Repeat every line exactly, keeping the pictures out of the copy.

Data shown |
========

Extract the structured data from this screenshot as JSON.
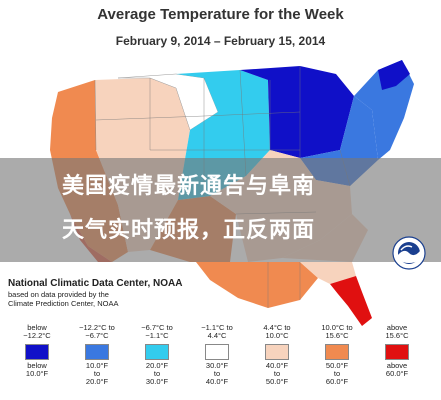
{
  "map": {
    "title": "Average Temperature for the Week",
    "subtitle": "February 9, 2014 – February 15, 2014",
    "colors": {
      "deep_blue": "#1010c8",
      "mid_blue": "#3a78e0",
      "cyan": "#33ccee",
      "white": "#ffffff",
      "light_peach": "#f7d3bd",
      "orange": "#f08a50",
      "red": "#e01010"
    }
  },
  "overlay": {
    "line1": "美国疫情最新通告与阜南",
    "line2": "天气实时预报，正反两面"
  },
  "source": {
    "main": "National Climatic Data Center, NOAA",
    "line2": "based on data provided by the",
    "line3": "Climate Prediction Center, NOAA"
  },
  "logo": {
    "icon": "noaa-logo-icon"
  },
  "legend": [
    {
      "top": "below\n−12.2°C",
      "bottom": "below\n10.0°F",
      "color": "#1010c8"
    },
    {
      "top": "−12.2°C to\n−6.7°C",
      "bottom": "10.0°F\nto\n20.0°F",
      "color": "#3a78e0"
    },
    {
      "top": "−6.7°C to\n−1.1°C",
      "bottom": "20.0°F\nto\n30.0°F",
      "color": "#33ccee"
    },
    {
      "top": "−1.1°C to\n4.4°C",
      "bottom": "30.0°F\nto\n40.0°F",
      "color": "#ffffff"
    },
    {
      "top": "4.4°C to\n10.0°C",
      "bottom": "40.0°F\nto\n50.0°F",
      "color": "#f7d3bd"
    },
    {
      "top": "10.0°C to\n15.6°C",
      "bottom": "50.0°F\nto\n60.0°F",
      "color": "#f08a50"
    },
    {
      "top": "above\n15.6°C",
      "bottom": "above\n60.0°F",
      "color": "#e01010"
    }
  ]
}
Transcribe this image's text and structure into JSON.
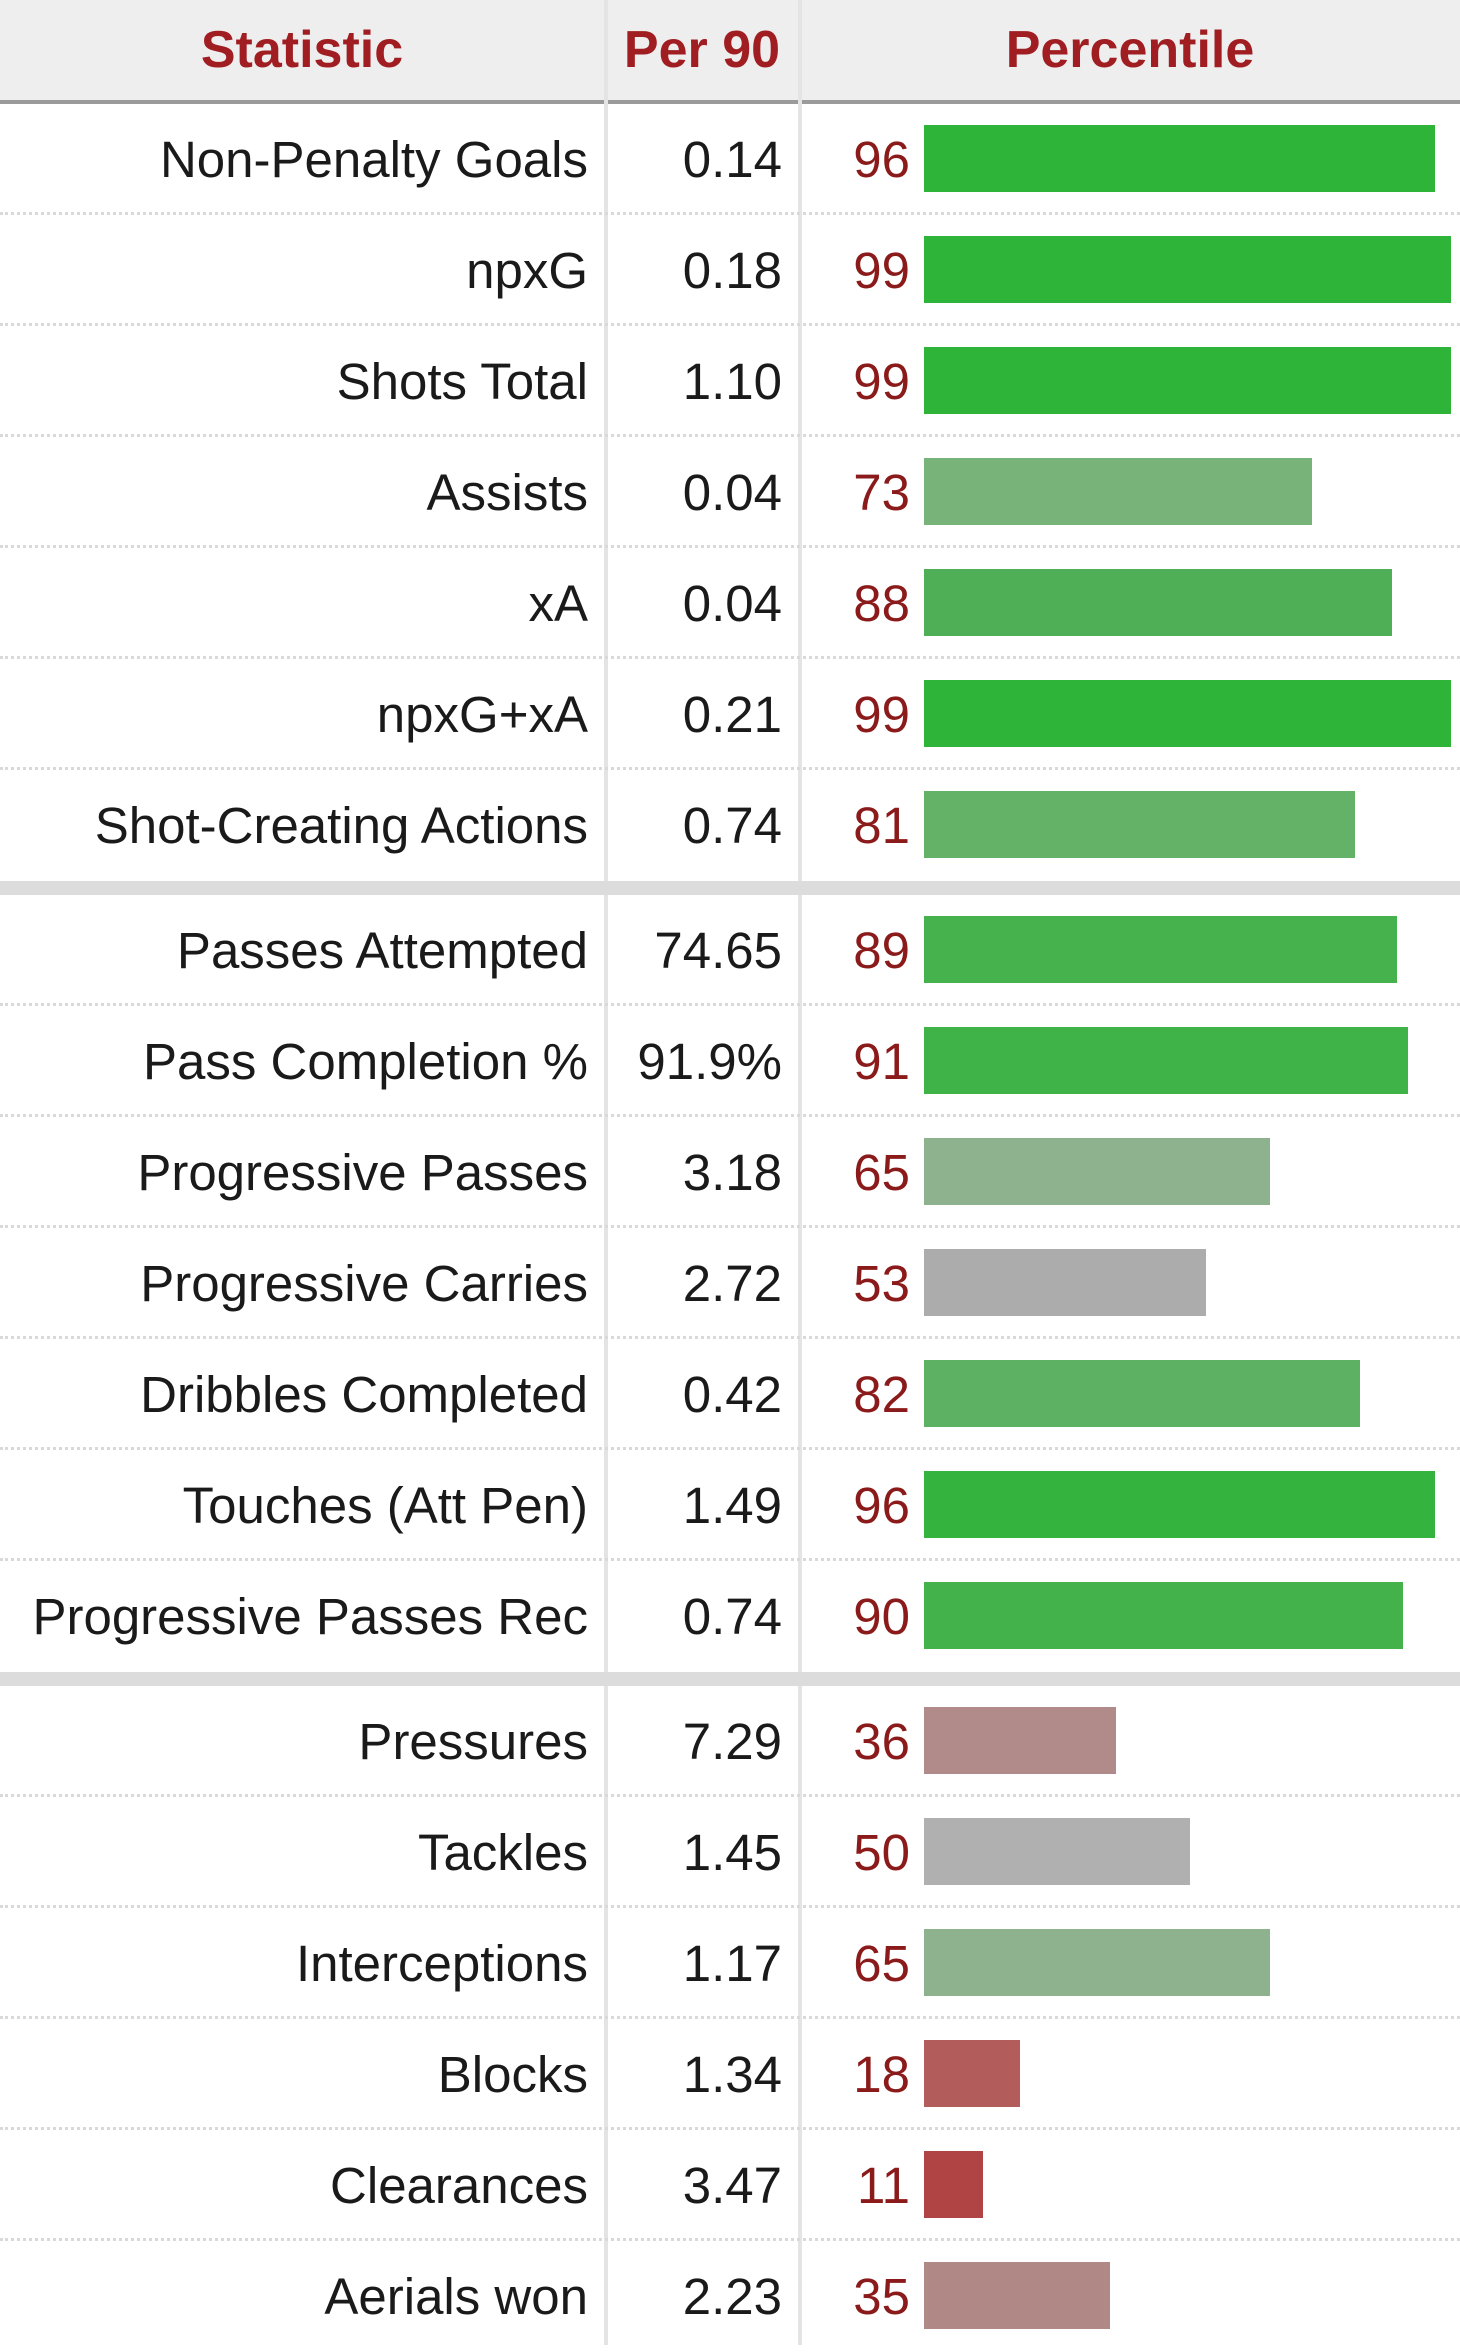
{
  "header": {
    "statistic": "Statistic",
    "per90": "Per 90",
    "percentile": "Percentile"
  },
  "chart_data": {
    "type": "bar",
    "columns": [
      "Statistic",
      "Per 90",
      "Percentile"
    ],
    "groups": [
      {
        "rows": [
          {
            "stat": "Non-Penalty Goals",
            "per90": "0.14",
            "percentile": 96,
            "color": "#2fb43a"
          },
          {
            "stat": "npxG",
            "per90": "0.18",
            "percentile": 99,
            "color": "#2fb43a"
          },
          {
            "stat": "Shots Total",
            "per90": "1.10",
            "percentile": 99,
            "color": "#2fb43a"
          },
          {
            "stat": "Assists",
            "per90": "0.04",
            "percentile": 73,
            "color": "#78b37a"
          },
          {
            "stat": "xA",
            "per90": "0.04",
            "percentile": 88,
            "color": "#4eaf56"
          },
          {
            "stat": "npxG+xA",
            "per90": "0.21",
            "percentile": 99,
            "color": "#2fb43a"
          },
          {
            "stat": "Shot-Creating Actions",
            "per90": "0.74",
            "percentile": 81,
            "color": "#63b268"
          }
        ]
      },
      {
        "rows": [
          {
            "stat": "Passes Attempted",
            "per90": "74.65",
            "percentile": 89,
            "color": "#46b24e"
          },
          {
            "stat": "Pass Completion %",
            "per90": "91.9%",
            "percentile": 91,
            "color": "#3fb348"
          },
          {
            "stat": "Progressive Passes",
            "per90": "3.18",
            "percentile": 65,
            "color": "#8fb28e"
          },
          {
            "stat": "Progressive Carries",
            "per90": "2.72",
            "percentile": 53,
            "color": "#acacac"
          },
          {
            "stat": "Dribbles Completed",
            "per90": "0.42",
            "percentile": 82,
            "color": "#5cb262"
          },
          {
            "stat": "Touches (Att Pen)",
            "per90": "1.49",
            "percentile": 96,
            "color": "#35b33f"
          },
          {
            "stat": "Progressive Passes Rec",
            "per90": "0.74",
            "percentile": 90,
            "color": "#43b24b"
          }
        ]
      },
      {
        "rows": [
          {
            "stat": "Pressures",
            "per90": "7.29",
            "percentile": 36,
            "color": "#b08b89"
          },
          {
            "stat": "Tackles",
            "per90": "1.45",
            "percentile": 50,
            "color": "#b0b0b0"
          },
          {
            "stat": "Interceptions",
            "per90": "1.17",
            "percentile": 65,
            "color": "#8fb28e"
          },
          {
            "stat": "Blocks",
            "per90": "1.34",
            "percentile": 18,
            "color": "#b25c5c"
          },
          {
            "stat": "Clearances",
            "per90": "3.47",
            "percentile": 11,
            "color": "#b04444"
          },
          {
            "stat": "Aerials won",
            "per90": "2.23",
            "percentile": 35,
            "color": "#b08886"
          }
        ]
      }
    ],
    "percentile_range": [
      0,
      100
    ],
    "grid": false,
    "legend": "none"
  }
}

========

Correct response |
Extract the structured data from this screenshot as JSON.
{
  "map": {
    "title": "Average Temperature for the Week",
    "subtitle": "February 9, 2014 – February 15, 2014",
    "colors": {
      "deep_blue": "#1010c8",
      "mid_blue": "#3a78e0",
      "cyan": "#33ccee",
      "white": "#ffffff",
      "light_peach": "#f7d3bd",
      "orange": "#f08a50",
      "red": "#e01010"
    }
  },
  "overlay": {
    "line1": "美国疫情最新通告与阜南",
    "line2": "天气实时预报，正反两面"
  },
  "source": {
    "main": "National Climatic Data Center, NOAA",
    "line2": "based on data provided by the",
    "line3": "Climate Prediction Center, NOAA"
  },
  "logo": {
    "icon": "noaa-logo-icon"
  },
  "legend": [
    {
      "top": "below\n−12.2°C",
      "bottom": "below\n10.0°F",
      "color": "#1010c8"
    },
    {
      "top": "−12.2°C to\n−6.7°C",
      "bottom": "10.0°F\nto\n20.0°F",
      "color": "#3a78e0"
    },
    {
      "top": "−6.7°C to\n−1.1°C",
      "bottom": "20.0°F\nto\n30.0°F",
      "color": "#33ccee"
    },
    {
      "top": "−1.1°C to\n4.4°C",
      "bottom": "30.0°F\nto\n40.0°F",
      "color": "#ffffff"
    },
    {
      "top": "4.4°C to\n10.0°C",
      "bottom": "40.0°F\nto\n50.0°F",
      "color": "#f7d3bd"
    },
    {
      "top": "10.0°C to\n15.6°C",
      "bottom": "50.0°F\nto\n60.0°F",
      "color": "#f08a50"
    },
    {
      "top": "above\n15.6°C",
      "bottom": "above\n60.0°F",
      "color": "#e01010"
    }
  ]
}
Transcribe this image's text and structure into JSON.
{
  "header": {
    "statistic": "Statistic",
    "per90": "Per 90",
    "percentile": "Percentile"
  },
  "chart_data": {
    "type": "bar",
    "columns": [
      "Statistic",
      "Per 90",
      "Percentile"
    ],
    "groups": [
      {
        "rows": [
          {
            "stat": "Non-Penalty Goals",
            "per90": "0.14",
            "percentile": 96,
            "color": "#2fb43a"
          },
          {
            "stat": "npxG",
            "per90": "0.18",
            "percentile": 99,
            "color": "#2fb43a"
          },
          {
            "stat": "Shots Total",
            "per90": "1.10",
            "percentile": 99,
            "color": "#2fb43a"
          },
          {
            "stat": "Assists",
            "per90": "0.04",
            "percentile": 73,
            "color": "#78b37a"
          },
          {
            "stat": "xA",
            "per90": "0.04",
            "percentile": 88,
            "color": "#4eaf56"
          },
          {
            "stat": "npxG+xA",
            "per90": "0.21",
            "percentile": 99,
            "color": "#2fb43a"
          },
          {
            "stat": "Shot-Creating Actions",
            "per90": "0.74",
            "percentile": 81,
            "color": "#63b268"
          }
        ]
      },
      {
        "rows": [
          {
            "stat": "Passes Attempted",
            "per90": "74.65",
            "percentile": 89,
            "color": "#46b24e"
          },
          {
            "stat": "Pass Completion %",
            "per90": "91.9%",
            "percentile": 91,
            "color": "#3fb348"
          },
          {
            "stat": "Progressive Passes",
            "per90": "3.18",
            "percentile": 65,
            "color": "#8fb28e"
          },
          {
            "stat": "Progressive Carries",
            "per90": "2.72",
            "percentile": 53,
            "color": "#acacac"
          },
          {
            "stat": "Dribbles Completed",
            "per90": "0.42",
            "percentile": 82,
            "color": "#5cb262"
          },
          {
            "stat": "Touches (Att Pen)",
            "per90": "1.49",
            "percentile": 96,
            "color": "#35b33f"
          },
          {
            "stat": "Progressive Passes Rec",
            "per90": "0.74",
            "percentile": 90,
            "color": "#43b24b"
          }
        ]
      },
      {
        "rows": [
          {
            "stat": "Pressures",
            "per90": "7.29",
            "percentile": 36,
            "color": "#b08b89"
          },
          {
            "stat": "Tackles",
            "per90": "1.45",
            "percentile": 50,
            "color": "#b0b0b0"
          },
          {
            "stat": "Interceptions",
            "per90": "1.17",
            "percentile": 65,
            "color": "#8fb28e"
          },
          {
            "stat": "Blocks",
            "per90": "1.34",
            "percentile": 18,
            "color": "#b25c5c"
          },
          {
            "stat": "Clearances",
            "per90": "3.47",
            "percentile": 11,
            "color": "#b04444"
          },
          {
            "stat": "Aerials won",
            "per90": "2.23",
            "percentile": 35,
            "color": "#b08886"
          }
        ]
      }
    ],
    "percentile_range": [
      0,
      100
    ],
    "grid": false,
    "legend": "none"
  }
}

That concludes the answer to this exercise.